### WORK TO DO
Make an exact copy of the entries below.

Stored data
++++++++++++++++++++
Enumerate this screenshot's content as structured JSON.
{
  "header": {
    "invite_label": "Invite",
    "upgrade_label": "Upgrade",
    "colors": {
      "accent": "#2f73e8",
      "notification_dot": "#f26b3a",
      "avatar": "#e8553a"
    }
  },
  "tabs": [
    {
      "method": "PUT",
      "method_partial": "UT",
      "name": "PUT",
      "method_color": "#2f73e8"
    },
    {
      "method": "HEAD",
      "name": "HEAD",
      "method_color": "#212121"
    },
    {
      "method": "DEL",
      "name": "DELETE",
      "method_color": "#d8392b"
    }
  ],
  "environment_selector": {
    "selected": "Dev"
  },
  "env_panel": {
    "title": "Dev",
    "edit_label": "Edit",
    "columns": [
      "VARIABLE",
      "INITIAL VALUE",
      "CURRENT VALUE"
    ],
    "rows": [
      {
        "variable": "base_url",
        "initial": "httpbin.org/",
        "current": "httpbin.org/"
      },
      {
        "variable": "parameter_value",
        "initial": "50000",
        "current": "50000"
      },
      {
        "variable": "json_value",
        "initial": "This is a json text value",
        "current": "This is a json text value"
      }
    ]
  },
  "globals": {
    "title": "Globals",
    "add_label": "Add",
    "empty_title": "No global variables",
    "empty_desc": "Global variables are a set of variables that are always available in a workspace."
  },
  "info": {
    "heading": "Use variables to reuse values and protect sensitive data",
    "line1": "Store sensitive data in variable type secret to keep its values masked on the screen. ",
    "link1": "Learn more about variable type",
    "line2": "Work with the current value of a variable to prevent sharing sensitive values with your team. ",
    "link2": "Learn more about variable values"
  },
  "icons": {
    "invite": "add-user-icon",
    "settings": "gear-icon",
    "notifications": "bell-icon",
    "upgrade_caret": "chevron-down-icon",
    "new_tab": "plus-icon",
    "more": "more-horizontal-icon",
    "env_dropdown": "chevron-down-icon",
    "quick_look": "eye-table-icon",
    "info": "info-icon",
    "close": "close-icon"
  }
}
++++++++++++++++++++
### FINAL RESULT
Enumerate this screenshot's content as structured JSON.
{
  "header": {
    "invite_label": "Invite",
    "upgrade_label": "Upgrade",
    "colors": {
      "accent": "#2f73e8",
      "notification_dot": "#f26b3a",
      "avatar": "#e8553a"
    }
  },
  "tabs": [
    {
      "method": "PUT",
      "method_partial": "UT",
      "name": "PUT",
      "method_color": "#2f73e8"
    },
    {
      "method": "HEAD",
      "name": "HEAD",
      "method_color": "#212121"
    },
    {
      "method": "DEL",
      "name": "DELETE",
      "method_color": "#d8392b"
    }
  ],
  "environment_selector": {
    "selected": "Dev"
  },
  "env_panel": {
    "title": "Dev",
    "edit_label": "Edit",
    "columns": [
      "VARIABLE",
      "INITIAL VALUE",
      "CURRENT VALUE"
    ],
    "rows": [
      {
        "variable": "base_url",
        "initial": "httpbin.org/",
        "current": "httpbin.org/"
      },
      {
        "variable": "parameter_value",
        "initial": "50000",
        "current": "50000"
      },
      {
        "variable": "json_value",
        "initial": "This is a json text value",
        "current": "This is a json text value"
      }
    ]
  },
  "globals": {
    "title": "Globals",
    "add_label": "Add",
    "empty_title": "No global variables",
    "empty_desc": "Global variables are a set of variables that are always available in a workspace."
  },
  "info": {
    "heading": "Use variables to reuse values and protect sensitive data",
    "line1": "Store sensitive data in variable type secret to keep its values masked on the screen. ",
    "link1": "Learn more about variable type",
    "line2": "Work with the current value of a variable to prevent sharing sensitive values with your team. ",
    "link2": "Learn more about variable values"
  },
  "icons": {
    "invite": "add-user-icon",
    "settings": "gear-icon",
    "notifications": "bell-icon",
    "upgrade_caret": "chevron-down-icon",
    "new_tab": "plus-icon",
    "more": "more-horizontal-icon",
    "env_dropdown": "chevron-down-icon",
    "quick_look": "eye-table-icon",
    "info": "info-icon",
    "close": "close-icon"
  }
}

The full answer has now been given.